[BEGIN The data]

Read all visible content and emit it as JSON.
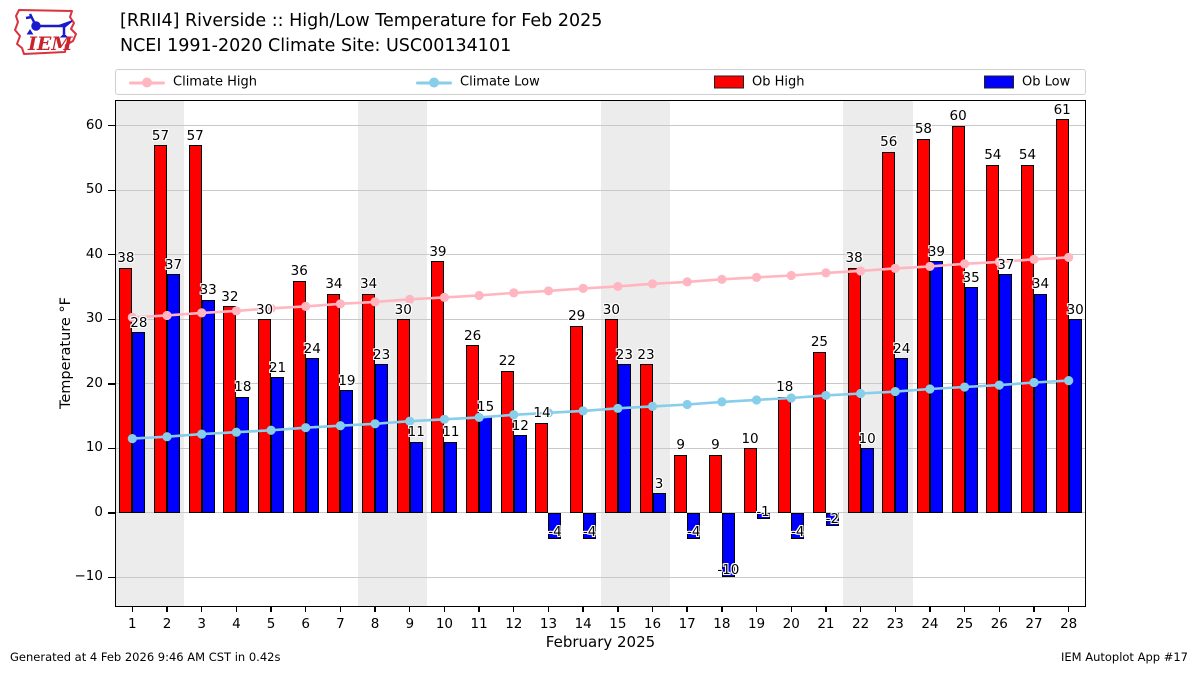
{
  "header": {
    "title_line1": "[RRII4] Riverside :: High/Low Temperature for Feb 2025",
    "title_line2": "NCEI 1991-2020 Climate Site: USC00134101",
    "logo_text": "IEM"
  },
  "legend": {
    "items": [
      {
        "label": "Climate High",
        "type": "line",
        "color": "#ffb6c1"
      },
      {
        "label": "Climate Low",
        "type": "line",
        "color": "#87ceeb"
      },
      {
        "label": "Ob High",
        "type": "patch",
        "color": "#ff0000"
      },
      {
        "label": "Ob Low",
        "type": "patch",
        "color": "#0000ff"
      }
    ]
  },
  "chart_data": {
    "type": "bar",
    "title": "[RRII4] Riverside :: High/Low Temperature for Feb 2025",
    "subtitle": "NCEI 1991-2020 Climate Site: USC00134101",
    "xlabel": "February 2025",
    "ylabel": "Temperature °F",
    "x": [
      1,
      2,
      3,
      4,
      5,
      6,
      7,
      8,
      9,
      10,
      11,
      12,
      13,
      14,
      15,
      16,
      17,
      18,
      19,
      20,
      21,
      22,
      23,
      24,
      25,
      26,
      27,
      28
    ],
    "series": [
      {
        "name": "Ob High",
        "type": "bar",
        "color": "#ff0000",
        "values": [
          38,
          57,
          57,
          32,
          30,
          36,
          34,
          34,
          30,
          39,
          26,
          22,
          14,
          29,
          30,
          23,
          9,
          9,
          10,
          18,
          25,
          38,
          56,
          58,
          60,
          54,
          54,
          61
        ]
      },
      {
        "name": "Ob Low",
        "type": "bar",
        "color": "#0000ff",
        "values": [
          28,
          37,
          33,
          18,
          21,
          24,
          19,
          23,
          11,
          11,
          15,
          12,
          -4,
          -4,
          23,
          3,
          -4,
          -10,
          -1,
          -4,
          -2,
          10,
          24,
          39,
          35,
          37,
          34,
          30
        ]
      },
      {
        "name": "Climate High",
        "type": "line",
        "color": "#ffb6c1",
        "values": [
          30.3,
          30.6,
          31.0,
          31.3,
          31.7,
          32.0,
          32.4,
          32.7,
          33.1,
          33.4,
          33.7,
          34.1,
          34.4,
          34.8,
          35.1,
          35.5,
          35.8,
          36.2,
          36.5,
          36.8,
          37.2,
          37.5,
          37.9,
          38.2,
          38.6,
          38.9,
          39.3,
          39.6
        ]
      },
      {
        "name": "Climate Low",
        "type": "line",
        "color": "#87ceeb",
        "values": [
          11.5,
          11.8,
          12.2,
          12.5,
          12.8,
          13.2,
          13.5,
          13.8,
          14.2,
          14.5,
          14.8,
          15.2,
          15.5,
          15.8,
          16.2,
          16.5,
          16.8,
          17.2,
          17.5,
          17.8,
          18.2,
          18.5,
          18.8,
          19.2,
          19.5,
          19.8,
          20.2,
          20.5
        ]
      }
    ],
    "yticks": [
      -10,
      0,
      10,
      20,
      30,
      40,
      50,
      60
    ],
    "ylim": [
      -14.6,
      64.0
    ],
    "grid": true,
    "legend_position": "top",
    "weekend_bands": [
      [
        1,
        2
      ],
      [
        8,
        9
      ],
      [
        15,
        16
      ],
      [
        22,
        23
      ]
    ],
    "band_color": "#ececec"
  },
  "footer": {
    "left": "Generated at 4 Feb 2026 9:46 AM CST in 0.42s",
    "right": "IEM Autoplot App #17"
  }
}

[END The data]
[BEGIN The data]

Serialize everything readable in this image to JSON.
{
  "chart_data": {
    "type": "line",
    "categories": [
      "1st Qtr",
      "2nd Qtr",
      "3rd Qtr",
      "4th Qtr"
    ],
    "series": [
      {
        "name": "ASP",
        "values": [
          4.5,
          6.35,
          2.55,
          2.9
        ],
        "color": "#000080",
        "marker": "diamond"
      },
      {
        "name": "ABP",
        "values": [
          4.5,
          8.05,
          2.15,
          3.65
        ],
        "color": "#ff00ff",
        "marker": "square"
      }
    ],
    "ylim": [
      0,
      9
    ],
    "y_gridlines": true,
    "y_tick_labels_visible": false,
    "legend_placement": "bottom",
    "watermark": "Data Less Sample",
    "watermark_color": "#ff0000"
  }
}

[END The data]

What this task involves: Copy out every line with the word "JSON".

Final result:
Read all visible content and emit it as JSON.
Serialize everything readable in this image to JSON.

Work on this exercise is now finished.